- [The exercise]
Copy the records that follow exactly as written, but not their pictures.

#### Provided entries

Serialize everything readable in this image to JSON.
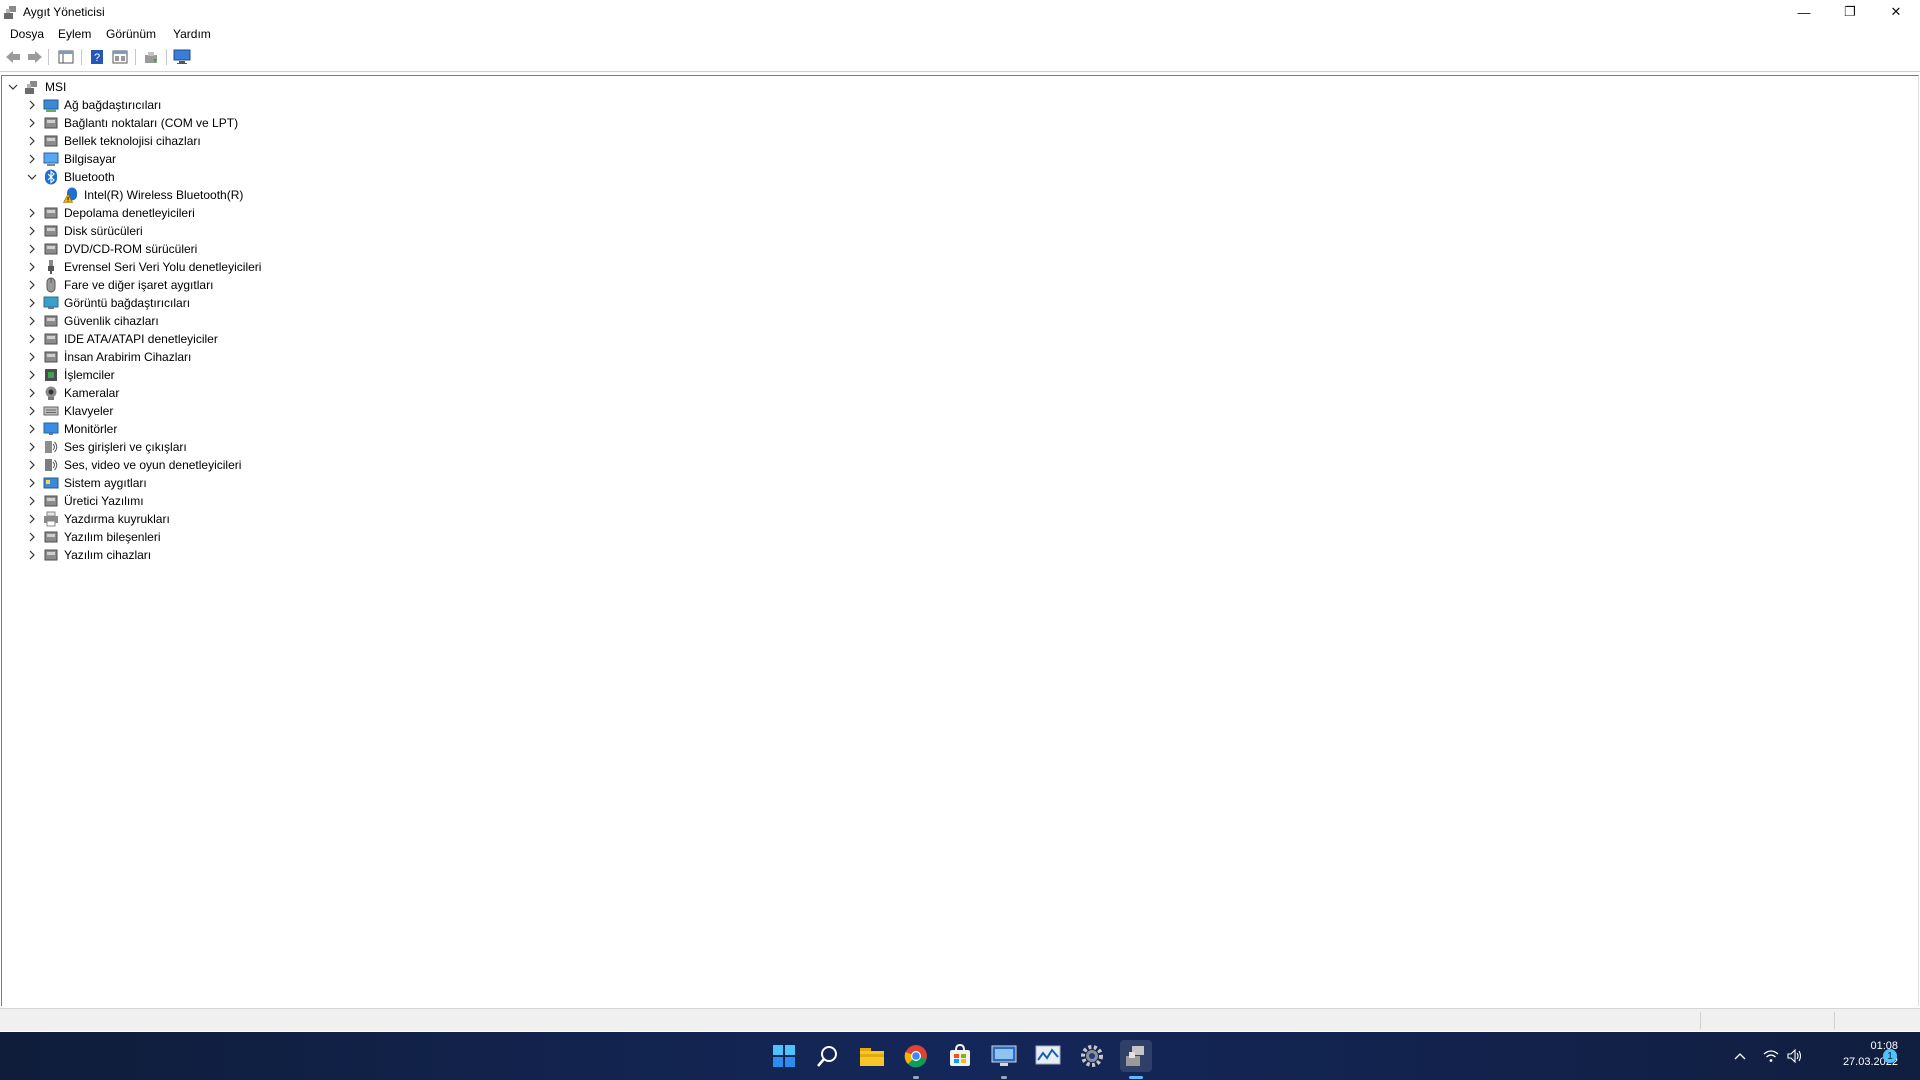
{
  "window": {
    "title": "Aygıt Yöneticisi"
  },
  "menu": [
    "Dosya",
    "Eylem",
    "Görünüm",
    "Yardım"
  ],
  "tree": {
    "root": "MSI",
    "categories": [
      {
        "label": "Ağ bağdaştırıcıları",
        "icon": "network-adapter-icon",
        "expanded": false
      },
      {
        "label": "Bağlantı noktaları (COM ve LPT)",
        "icon": "port-icon",
        "expanded": false
      },
      {
        "label": "Bellek teknolojisi cihazları",
        "icon": "memory-device-icon",
        "expanded": false
      },
      {
        "label": "Bilgisayar",
        "icon": "computer-icon",
        "expanded": false
      },
      {
        "label": "Bluetooth",
        "icon": "bluetooth-icon",
        "expanded": true,
        "children": [
          {
            "label": "Intel(R) Wireless Bluetooth(R)",
            "icon": "bluetooth-warning-icon"
          }
        ]
      },
      {
        "label": "Depolama denetleyicileri",
        "icon": "storage-controller-icon",
        "expanded": false
      },
      {
        "label": "Disk sürücüleri",
        "icon": "disk-drive-icon",
        "expanded": false
      },
      {
        "label": "DVD/CD-ROM sürücüleri",
        "icon": "dvd-drive-icon",
        "expanded": false
      },
      {
        "label": "Evrensel Seri Veri Yolu denetleyicileri",
        "icon": "usb-icon",
        "expanded": false
      },
      {
        "label": "Fare ve diğer işaret aygıtları",
        "icon": "mouse-icon",
        "expanded": false
      },
      {
        "label": "Görüntü bağdaştırıcıları",
        "icon": "display-adapter-icon",
        "expanded": false
      },
      {
        "label": "Güvenlik cihazları",
        "icon": "security-device-icon",
        "expanded": false
      },
      {
        "label": "IDE ATA/ATAPI denetleyiciler",
        "icon": "ide-controller-icon",
        "expanded": false
      },
      {
        "label": "İnsan Arabirim Cihazları",
        "icon": "hid-icon",
        "expanded": false
      },
      {
        "label": "İşlemciler",
        "icon": "processor-icon",
        "expanded": false
      },
      {
        "label": "Kameralar",
        "icon": "camera-icon",
        "expanded": false
      },
      {
        "label": "Klavyeler",
        "icon": "keyboard-icon",
        "expanded": false
      },
      {
        "label": "Monitörler",
        "icon": "monitor-icon",
        "expanded": false
      },
      {
        "label": "Ses girişleri ve çıkışları",
        "icon": "audio-io-icon",
        "expanded": false
      },
      {
        "label": "Ses, video ve oyun denetleyicileri",
        "icon": "sound-controller-icon",
        "expanded": false
      },
      {
        "label": "Sistem aygıtları",
        "icon": "system-device-icon",
        "expanded": false
      },
      {
        "label": "Üretici Yazılımı",
        "icon": "firmware-icon",
        "expanded": false
      },
      {
        "label": "Yazdırma kuyrukları",
        "icon": "printer-icon",
        "expanded": false
      },
      {
        "label": "Yazılım bileşenleri",
        "icon": "software-component-icon",
        "expanded": false
      },
      {
        "label": "Yazılım cihazları",
        "icon": "software-device-icon",
        "expanded": false
      }
    ]
  },
  "taskbar": {
    "apps": [
      "start-icon",
      "search-icon",
      "file-explorer-icon",
      "chrome-icon",
      "store-icon",
      "remote-desktop-icon",
      "resource-monitor-icon",
      "settings-icon",
      "device-manager-icon"
    ],
    "time": "01:08",
    "date": "27.03.2022",
    "notification_count": "1"
  },
  "colors": {
    "taskbar_bg": "#14275a",
    "accent": "#0078d4",
    "warning": "#f2b100"
  }
}
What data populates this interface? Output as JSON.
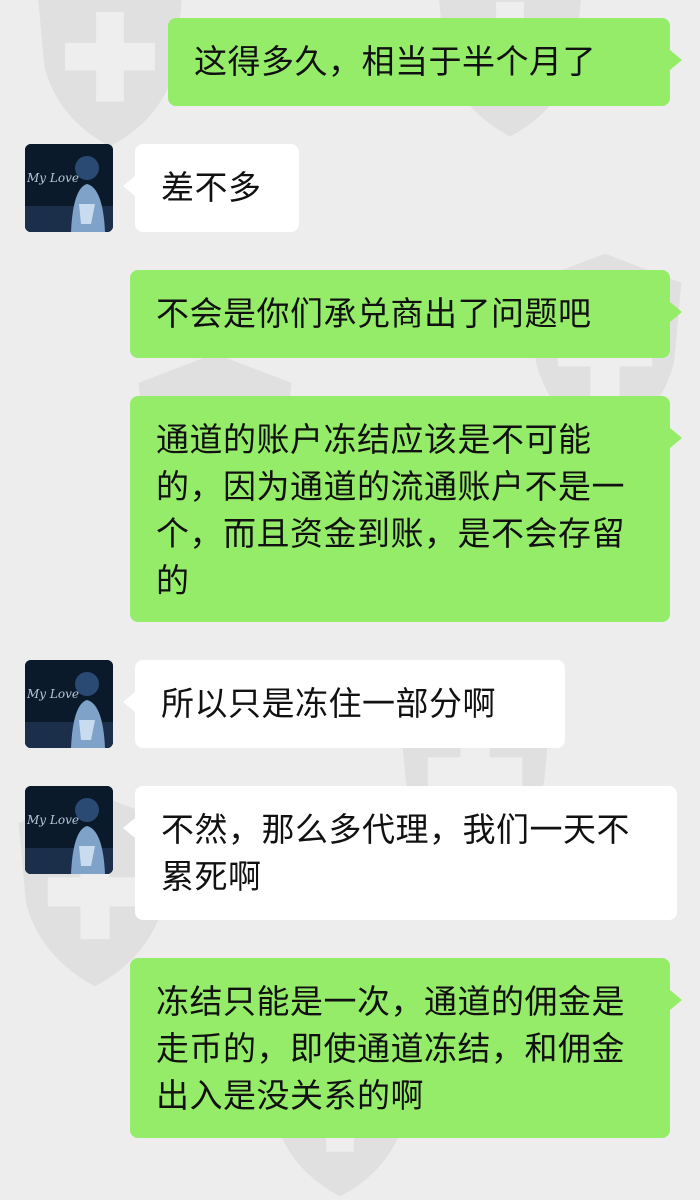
{
  "colors": {
    "background": "#ededed",
    "sent_bubble": "#95ec69",
    "received_bubble": "#ffffff",
    "text": "#111111"
  },
  "avatar": {
    "icon": "user-avatar-icon",
    "caption": "My Love"
  },
  "messages": [
    {
      "side": "sent",
      "text": "这得多久，相当于半个月了"
    },
    {
      "side": "received",
      "text": "差不多"
    },
    {
      "side": "sent",
      "text": "不会是你们承兑商出了问题吧"
    },
    {
      "side": "sent",
      "text": "通道的账户冻结应该是不可能的，因为通道的流通账户不是一个，而且资金到账，是不会存留的"
    },
    {
      "side": "received",
      "text": "所以只是冻住一部分啊"
    },
    {
      "side": "received",
      "text": "不然，那么多代理，我们一天不累死啊"
    },
    {
      "side": "sent",
      "text": "冻结只能是一次，通道的佣金是走币的，即使通道冻结，和佣金出入是没关系的啊"
    }
  ]
}
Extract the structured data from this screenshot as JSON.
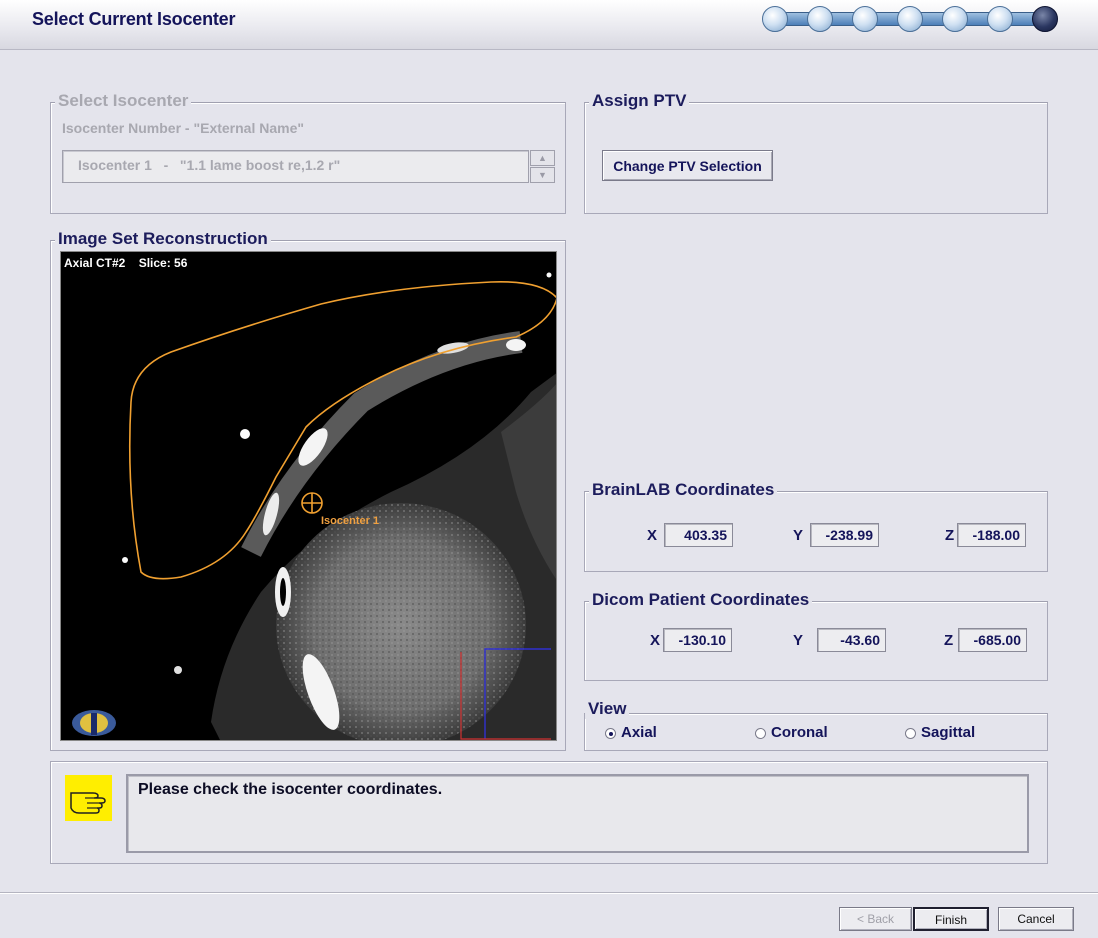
{
  "header": {
    "title": "Select Current Isocenter",
    "progress": {
      "total_steps": 7,
      "current_step": 7
    }
  },
  "select_isocenter": {
    "legend": "Select Isocenter",
    "caption": "Isocenter Number - \"External Name\"",
    "value": "Isocenter 1   -   \"1.1 lame boost re,1.2 r\""
  },
  "assign_ptv": {
    "legend": "Assign PTV",
    "button_label": "Change PTV Selection"
  },
  "image_set": {
    "legend": "Image Set Reconstruction",
    "view_label": "Axial CT#2    Slice: 56",
    "isocenter_label": "Isocenter 1"
  },
  "brainlab": {
    "legend": "BrainLAB Coordinates",
    "x_label": "X",
    "x": "403.35",
    "y_label": "Y",
    "y": "-238.99",
    "z_label": "Z",
    "z": "-188.00"
  },
  "dicom": {
    "legend": "Dicom Patient Coordinates",
    "x_label": "X",
    "x": "-130.10",
    "y_label": "Y",
    "y": "-43.60",
    "z_label": "Z",
    "z": "-685.00"
  },
  "view": {
    "legend": "View",
    "options": [
      "Axial",
      "Coronal",
      "Sagittal"
    ],
    "selected": "Axial"
  },
  "message": {
    "text": "Please check the isocenter coordinates.",
    "icon": "pointing-hand-icon"
  },
  "footer": {
    "back_label": "< Back",
    "finish_label": "Finish",
    "cancel_label": "Cancel"
  },
  "colors": {
    "header_title": "#14145a",
    "contour": "#f0a030",
    "background": "#e4e4ec",
    "message_icon_bg": "#ffee00"
  }
}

########

- [Finished task]
Serialize everything readable in this image to JSON.
{
  "window": {
    "title": "Aygıt Yöneticisi"
  },
  "menu": [
    "Dosya",
    "Eylem",
    "Görünüm",
    "Yardım"
  ],
  "tree": {
    "root": "MSI",
    "categories": [
      {
        "label": "Ağ bağdaştırıcıları",
        "icon": "network-adapter-icon",
        "expanded": false
      },
      {
        "label": "Bağlantı noktaları (COM ve LPT)",
        "icon": "port-icon",
        "expanded": false
      },
      {
        "label": "Bellek teknolojisi cihazları",
        "icon": "memory-device-icon",
        "expanded": false
      },
      {
        "label": "Bilgisayar",
        "icon": "computer-icon",
        "expanded": false
      },
      {
        "label": "Bluetooth",
        "icon": "bluetooth-icon",
        "expanded": true,
        "children": [
          {
            "label": "Intel(R) Wireless Bluetooth(R)",
            "icon": "bluetooth-warning-icon"
          }
        ]
      },
      {
        "label": "Depolama denetleyicileri",
        "icon": "storage-controller-icon",
        "expanded": false
      },
      {
        "label": "Disk sürücüleri",
        "icon": "disk-drive-icon",
        "expanded": false
      },
      {
        "label": "DVD/CD-ROM sürücüleri",
        "icon": "dvd-drive-icon",
        "expanded": false
      },
      {
        "label": "Evrensel Seri Veri Yolu denetleyicileri",
        "icon": "usb-icon",
        "expanded": false
      },
      {
        "label": "Fare ve diğer işaret aygıtları",
        "icon": "mouse-icon",
        "expanded": false
      },
      {
        "label": "Görüntü bağdaştırıcıları",
        "icon": "display-adapter-icon",
        "expanded": false
      },
      {
        "label": "Güvenlik cihazları",
        "icon": "security-device-icon",
        "expanded": false
      },
      {
        "label": "IDE ATA/ATAPI denetleyiciler",
        "icon": "ide-controller-icon",
        "expanded": false
      },
      {
        "label": "İnsan Arabirim Cihazları",
        "icon": "hid-icon",
        "expanded": false
      },
      {
        "label": "İşlemciler",
        "icon": "processor-icon",
        "expanded": false
      },
      {
        "label": "Kameralar",
        "icon": "camera-icon",
        "expanded": false
      },
      {
        "label": "Klavyeler",
        "icon": "keyboard-icon",
        "expanded": false
      },
      {
        "label": "Monitörler",
        "icon": "monitor-icon",
        "expanded": false
      },
      {
        "label": "Ses girişleri ve çıkışları",
        "icon": "audio-io-icon",
        "expanded": false
      },
      {
        "label": "Ses, video ve oyun denetleyicileri",
        "icon": "sound-controller-icon",
        "expanded": false
      },
      {
        "label": "Sistem aygıtları",
        "icon": "system-device-icon",
        "expanded": false
      },
      {
        "label": "Üretici Yazılımı",
        "icon": "firmware-icon",
        "expanded": false
      },
      {
        "label": "Yazdırma kuyrukları",
        "icon": "printer-icon",
        "expanded": false
      },
      {
        "label": "Yazılım bileşenleri",
        "icon": "software-component-icon",
        "expanded": false
      },
      {
        "label": "Yazılım cihazları",
        "icon": "software-device-icon",
        "expanded": false
      }
    ]
  },
  "taskbar": {
    "apps": [
      "start-icon",
      "search-icon",
      "file-explorer-icon",
      "chrome-icon",
      "store-icon",
      "remote-desktop-icon",
      "resource-monitor-icon",
      "settings-icon",
      "device-manager-icon"
    ],
    "time": "01:08",
    "date": "27.03.2022",
    "notification_count": "1"
  },
  "colors": {
    "taskbar_bg": "#14275a",
    "accent": "#0078d4",
    "warning": "#f2b100"
  }
}
What data populates this interface? Output as JSON.
{
  "colors": {
    "background": "#ededed",
    "sent_bubble": "#95ec69",
    "received_bubble": "#ffffff",
    "text": "#111111"
  },
  "avatar": {
    "icon": "user-avatar-icon",
    "caption": "My Love"
  },
  "messages": [
    {
      "side": "sent",
      "text": "这得多久，相当于半个月了"
    },
    {
      "side": "received",
      "text": "差不多"
    },
    {
      "side": "sent",
      "text": "不会是你们承兑商出了问题吧"
    },
    {
      "side": "sent",
      "text": "通道的账户冻结应该是不可能的，因为通道的流通账户不是一个，而且资金到账，是不会存留的"
    },
    {
      "side": "received",
      "text": "所以只是冻住一部分啊"
    },
    {
      "side": "received",
      "text": "不然，那么多代理，我们一天不累死啊"
    },
    {
      "side": "sent",
      "text": "冻结只能是一次，通道的佣金是走币的，即使通道冻结，和佣金出入是没关系的啊"
    }
  ]
}
Extract the structured data from this screenshot as JSON.
{
  "header": {
    "title": "Select Current Isocenter",
    "progress": {
      "total_steps": 7,
      "current_step": 7
    }
  },
  "select_isocenter": {
    "legend": "Select Isocenter",
    "caption": "Isocenter Number - \"External Name\"",
    "value": "Isocenter 1   -   \"1.1 lame boost re,1.2 r\""
  },
  "assign_ptv": {
    "legend": "Assign PTV",
    "button_label": "Change PTV Selection"
  },
  "image_set": {
    "legend": "Image Set Reconstruction",
    "view_label": "Axial CT#2    Slice: 56",
    "isocenter_label": "Isocenter 1"
  },
  "brainlab": {
    "legend": "BrainLAB Coordinates",
    "x_label": "X",
    "x": "403.35",
    "y_label": "Y",
    "y": "-238.99",
    "z_label": "Z",
    "z": "-188.00"
  },
  "dicom": {
    "legend": "Dicom Patient Coordinates",
    "x_label": "X",
    "x": "-130.10",
    "y_label": "Y",
    "y": "-43.60",
    "z_label": "Z",
    "z": "-685.00"
  },
  "view": {
    "legend": "View",
    "options": [
      "Axial",
      "Coronal",
      "Sagittal"
    ],
    "selected": "Axial"
  },
  "message": {
    "text": "Please check the isocenter coordinates.",
    "icon": "pointing-hand-icon"
  },
  "footer": {
    "back_label": "< Back",
    "finish_label": "Finish",
    "cancel_label": "Cancel"
  },
  "colors": {
    "header_title": "#14145a",
    "contour": "#f0a030",
    "background": "#e4e4ec",
    "message_icon_bg": "#ffee00"
  }
}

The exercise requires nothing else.